[What to do]: Pull out every line with the word "JSON".

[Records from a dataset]
· · · · · · ·
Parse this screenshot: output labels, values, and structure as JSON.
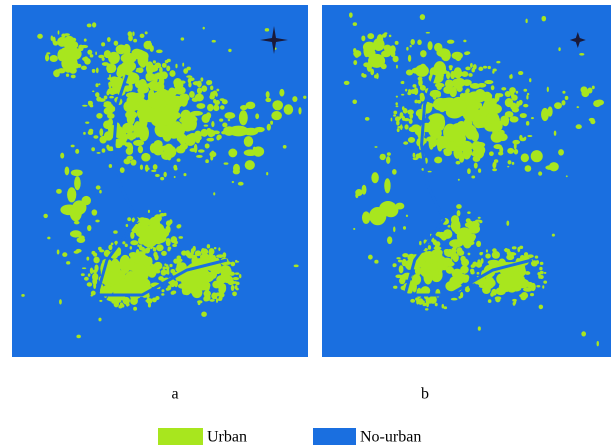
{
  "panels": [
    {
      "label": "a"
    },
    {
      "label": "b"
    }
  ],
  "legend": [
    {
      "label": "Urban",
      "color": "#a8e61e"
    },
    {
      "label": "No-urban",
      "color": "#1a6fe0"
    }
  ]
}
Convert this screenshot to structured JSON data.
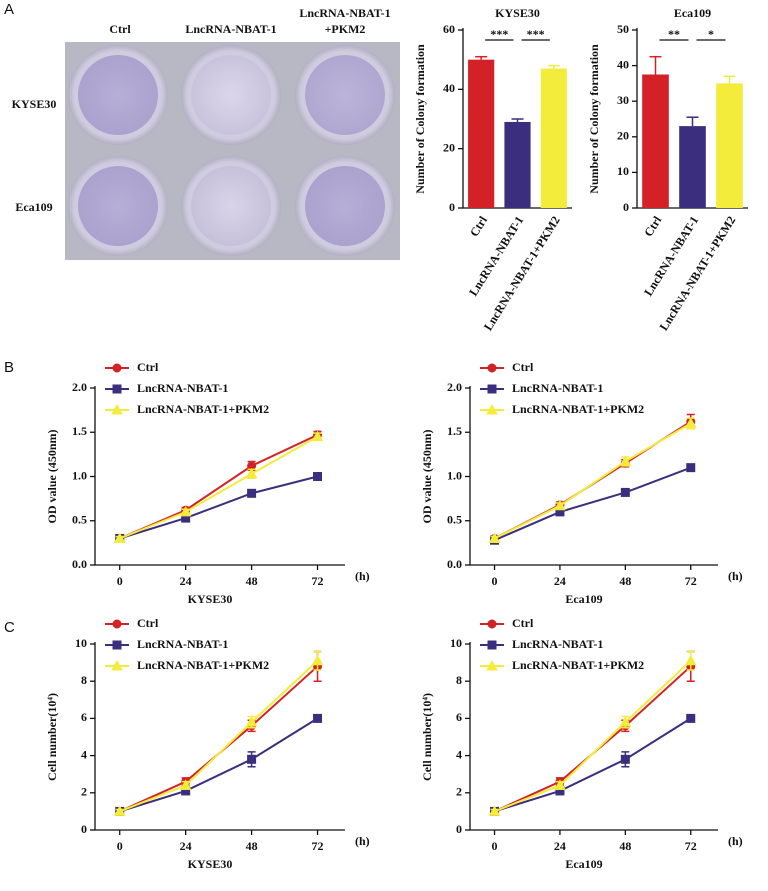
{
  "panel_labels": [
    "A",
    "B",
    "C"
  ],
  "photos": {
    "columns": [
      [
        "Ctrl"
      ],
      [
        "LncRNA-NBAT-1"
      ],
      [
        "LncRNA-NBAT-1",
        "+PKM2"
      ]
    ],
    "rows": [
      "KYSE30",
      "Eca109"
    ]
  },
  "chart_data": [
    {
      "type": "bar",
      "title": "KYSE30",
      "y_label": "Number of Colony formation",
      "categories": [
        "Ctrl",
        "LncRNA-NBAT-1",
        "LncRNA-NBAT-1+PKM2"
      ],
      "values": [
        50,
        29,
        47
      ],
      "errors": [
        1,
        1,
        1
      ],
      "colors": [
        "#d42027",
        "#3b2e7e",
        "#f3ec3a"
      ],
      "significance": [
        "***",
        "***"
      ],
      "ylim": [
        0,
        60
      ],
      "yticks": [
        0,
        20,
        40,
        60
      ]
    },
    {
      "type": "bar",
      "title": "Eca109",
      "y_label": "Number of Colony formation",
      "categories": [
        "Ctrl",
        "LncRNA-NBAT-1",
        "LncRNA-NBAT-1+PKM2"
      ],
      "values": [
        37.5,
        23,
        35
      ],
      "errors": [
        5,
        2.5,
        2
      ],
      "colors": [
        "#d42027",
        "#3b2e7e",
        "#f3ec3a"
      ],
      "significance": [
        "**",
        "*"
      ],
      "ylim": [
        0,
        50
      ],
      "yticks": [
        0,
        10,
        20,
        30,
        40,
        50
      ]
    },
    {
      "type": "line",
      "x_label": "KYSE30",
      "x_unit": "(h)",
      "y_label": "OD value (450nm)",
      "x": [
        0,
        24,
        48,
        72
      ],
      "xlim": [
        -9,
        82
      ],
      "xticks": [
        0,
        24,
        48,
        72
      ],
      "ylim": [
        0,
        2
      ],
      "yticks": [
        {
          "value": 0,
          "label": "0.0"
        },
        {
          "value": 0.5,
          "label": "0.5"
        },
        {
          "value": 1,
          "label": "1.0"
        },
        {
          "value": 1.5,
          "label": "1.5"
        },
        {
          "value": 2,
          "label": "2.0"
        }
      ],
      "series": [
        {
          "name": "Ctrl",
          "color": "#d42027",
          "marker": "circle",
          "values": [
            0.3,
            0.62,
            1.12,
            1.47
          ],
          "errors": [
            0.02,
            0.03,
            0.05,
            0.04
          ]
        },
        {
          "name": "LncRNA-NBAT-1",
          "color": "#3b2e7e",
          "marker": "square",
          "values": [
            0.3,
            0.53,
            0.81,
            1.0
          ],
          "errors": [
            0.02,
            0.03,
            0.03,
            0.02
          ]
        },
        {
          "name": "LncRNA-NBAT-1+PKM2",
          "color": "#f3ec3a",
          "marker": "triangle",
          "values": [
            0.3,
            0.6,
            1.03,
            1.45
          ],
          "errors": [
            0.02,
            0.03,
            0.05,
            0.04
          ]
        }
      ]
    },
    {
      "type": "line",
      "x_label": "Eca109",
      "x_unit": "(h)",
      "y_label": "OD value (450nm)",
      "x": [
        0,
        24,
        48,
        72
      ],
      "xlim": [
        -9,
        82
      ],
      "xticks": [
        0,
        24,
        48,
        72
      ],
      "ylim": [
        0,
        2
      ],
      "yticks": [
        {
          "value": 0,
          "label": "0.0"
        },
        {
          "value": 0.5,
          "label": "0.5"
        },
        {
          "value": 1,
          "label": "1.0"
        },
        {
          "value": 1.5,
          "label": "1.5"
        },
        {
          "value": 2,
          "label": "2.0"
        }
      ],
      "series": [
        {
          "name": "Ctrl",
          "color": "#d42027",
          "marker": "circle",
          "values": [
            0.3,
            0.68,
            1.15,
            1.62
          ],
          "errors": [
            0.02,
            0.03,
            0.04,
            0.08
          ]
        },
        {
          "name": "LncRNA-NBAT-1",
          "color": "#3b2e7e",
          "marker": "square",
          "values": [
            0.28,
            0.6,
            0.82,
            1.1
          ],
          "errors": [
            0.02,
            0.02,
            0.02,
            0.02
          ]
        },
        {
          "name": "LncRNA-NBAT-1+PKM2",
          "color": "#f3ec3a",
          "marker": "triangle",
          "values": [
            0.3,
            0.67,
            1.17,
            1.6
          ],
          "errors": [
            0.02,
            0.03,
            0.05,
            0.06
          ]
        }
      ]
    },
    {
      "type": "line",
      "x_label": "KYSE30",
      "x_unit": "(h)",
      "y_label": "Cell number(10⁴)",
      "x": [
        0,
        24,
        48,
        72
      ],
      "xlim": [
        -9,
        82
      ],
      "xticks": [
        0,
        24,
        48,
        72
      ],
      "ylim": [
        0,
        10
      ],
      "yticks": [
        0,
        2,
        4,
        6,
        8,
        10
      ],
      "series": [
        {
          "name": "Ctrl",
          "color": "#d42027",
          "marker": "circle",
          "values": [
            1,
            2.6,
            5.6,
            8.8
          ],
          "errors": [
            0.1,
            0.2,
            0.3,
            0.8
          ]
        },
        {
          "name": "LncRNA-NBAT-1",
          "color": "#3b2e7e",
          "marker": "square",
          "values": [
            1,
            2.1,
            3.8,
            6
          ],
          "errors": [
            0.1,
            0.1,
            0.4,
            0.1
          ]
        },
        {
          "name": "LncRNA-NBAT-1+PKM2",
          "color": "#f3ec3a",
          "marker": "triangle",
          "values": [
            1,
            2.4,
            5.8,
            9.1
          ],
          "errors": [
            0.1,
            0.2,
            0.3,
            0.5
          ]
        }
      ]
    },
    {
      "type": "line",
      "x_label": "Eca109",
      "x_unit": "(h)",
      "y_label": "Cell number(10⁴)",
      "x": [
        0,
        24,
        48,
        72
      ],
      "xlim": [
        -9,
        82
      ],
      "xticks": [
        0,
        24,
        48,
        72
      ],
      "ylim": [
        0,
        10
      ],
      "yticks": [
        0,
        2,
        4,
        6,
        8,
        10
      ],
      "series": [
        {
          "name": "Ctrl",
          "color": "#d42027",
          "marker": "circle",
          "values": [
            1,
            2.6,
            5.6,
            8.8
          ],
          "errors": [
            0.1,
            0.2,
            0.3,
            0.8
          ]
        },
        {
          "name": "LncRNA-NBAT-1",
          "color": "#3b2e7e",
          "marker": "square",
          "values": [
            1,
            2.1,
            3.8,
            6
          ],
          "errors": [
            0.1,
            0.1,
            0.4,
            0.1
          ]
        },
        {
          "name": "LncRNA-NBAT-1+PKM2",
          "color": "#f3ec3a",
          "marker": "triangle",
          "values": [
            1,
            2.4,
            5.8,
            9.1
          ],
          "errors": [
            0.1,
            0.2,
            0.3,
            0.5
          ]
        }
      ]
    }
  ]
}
· · · · · · ·
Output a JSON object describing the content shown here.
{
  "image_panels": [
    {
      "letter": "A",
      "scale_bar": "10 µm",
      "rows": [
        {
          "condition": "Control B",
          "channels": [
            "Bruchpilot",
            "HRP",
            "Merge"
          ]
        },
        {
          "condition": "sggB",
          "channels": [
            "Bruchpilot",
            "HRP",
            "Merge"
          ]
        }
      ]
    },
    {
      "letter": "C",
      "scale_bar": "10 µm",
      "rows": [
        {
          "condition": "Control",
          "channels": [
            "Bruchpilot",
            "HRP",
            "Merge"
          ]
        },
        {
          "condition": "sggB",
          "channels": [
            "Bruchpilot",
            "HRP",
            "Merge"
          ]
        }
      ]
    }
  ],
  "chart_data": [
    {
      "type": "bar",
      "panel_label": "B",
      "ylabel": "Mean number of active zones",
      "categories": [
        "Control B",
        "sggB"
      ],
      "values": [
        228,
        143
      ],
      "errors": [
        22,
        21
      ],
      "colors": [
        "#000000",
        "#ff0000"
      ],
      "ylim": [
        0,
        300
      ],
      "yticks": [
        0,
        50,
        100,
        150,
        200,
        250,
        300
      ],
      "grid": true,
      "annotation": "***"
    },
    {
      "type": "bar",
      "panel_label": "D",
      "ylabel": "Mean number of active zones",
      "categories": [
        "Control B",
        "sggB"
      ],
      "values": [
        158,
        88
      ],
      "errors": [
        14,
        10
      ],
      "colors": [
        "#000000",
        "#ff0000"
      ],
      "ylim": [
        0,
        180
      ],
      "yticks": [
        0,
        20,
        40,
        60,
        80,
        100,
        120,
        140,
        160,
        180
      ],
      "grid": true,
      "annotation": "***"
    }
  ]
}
· · · · · · ·
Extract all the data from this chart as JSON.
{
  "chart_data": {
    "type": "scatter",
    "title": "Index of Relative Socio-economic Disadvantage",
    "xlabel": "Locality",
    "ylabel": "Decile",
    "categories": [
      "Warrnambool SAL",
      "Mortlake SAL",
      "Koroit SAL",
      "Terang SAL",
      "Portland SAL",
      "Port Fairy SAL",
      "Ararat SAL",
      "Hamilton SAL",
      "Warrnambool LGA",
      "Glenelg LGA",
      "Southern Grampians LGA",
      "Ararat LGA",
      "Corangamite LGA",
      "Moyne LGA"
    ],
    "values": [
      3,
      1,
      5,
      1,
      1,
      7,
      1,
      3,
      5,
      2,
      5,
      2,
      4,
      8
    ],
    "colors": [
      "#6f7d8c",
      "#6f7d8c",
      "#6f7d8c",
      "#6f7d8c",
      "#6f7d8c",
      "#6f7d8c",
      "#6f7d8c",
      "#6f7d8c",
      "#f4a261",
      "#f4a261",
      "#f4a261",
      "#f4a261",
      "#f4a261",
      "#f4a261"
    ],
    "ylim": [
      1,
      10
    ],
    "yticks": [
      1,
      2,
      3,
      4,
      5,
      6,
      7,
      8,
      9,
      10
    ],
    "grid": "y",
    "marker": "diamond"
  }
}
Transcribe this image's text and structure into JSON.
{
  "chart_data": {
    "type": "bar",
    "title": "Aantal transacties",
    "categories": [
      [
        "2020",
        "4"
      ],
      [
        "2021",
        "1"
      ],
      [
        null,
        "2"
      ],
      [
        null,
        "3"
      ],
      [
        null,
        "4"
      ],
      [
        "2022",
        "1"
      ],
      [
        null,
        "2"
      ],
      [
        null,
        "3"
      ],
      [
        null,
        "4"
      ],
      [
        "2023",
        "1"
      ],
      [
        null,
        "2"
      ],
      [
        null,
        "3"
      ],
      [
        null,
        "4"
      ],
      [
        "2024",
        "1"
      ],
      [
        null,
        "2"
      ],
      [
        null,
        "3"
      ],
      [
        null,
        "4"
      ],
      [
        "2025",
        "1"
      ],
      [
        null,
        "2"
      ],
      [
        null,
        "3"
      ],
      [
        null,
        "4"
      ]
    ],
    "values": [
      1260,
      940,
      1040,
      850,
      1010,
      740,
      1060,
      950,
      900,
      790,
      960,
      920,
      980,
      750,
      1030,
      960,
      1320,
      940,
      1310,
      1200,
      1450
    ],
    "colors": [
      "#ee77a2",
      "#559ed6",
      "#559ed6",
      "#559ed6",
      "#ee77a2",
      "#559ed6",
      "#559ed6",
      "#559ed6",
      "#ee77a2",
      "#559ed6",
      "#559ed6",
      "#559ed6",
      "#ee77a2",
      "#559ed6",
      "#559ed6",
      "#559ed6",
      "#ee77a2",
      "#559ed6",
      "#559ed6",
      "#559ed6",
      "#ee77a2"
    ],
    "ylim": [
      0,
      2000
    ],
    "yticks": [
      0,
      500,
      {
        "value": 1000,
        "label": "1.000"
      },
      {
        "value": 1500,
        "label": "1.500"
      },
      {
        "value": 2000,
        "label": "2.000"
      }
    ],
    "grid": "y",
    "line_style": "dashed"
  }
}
· · · · · · ·
[The output]:
Parse this screenshot: output labels, values, and structure as JSON.
Convert this screenshot to structured JSON data.
Output a JSON object describing the content shown here.
Extract all the data from this chart as JSON.
Transcribe this image's text and structure into JSON.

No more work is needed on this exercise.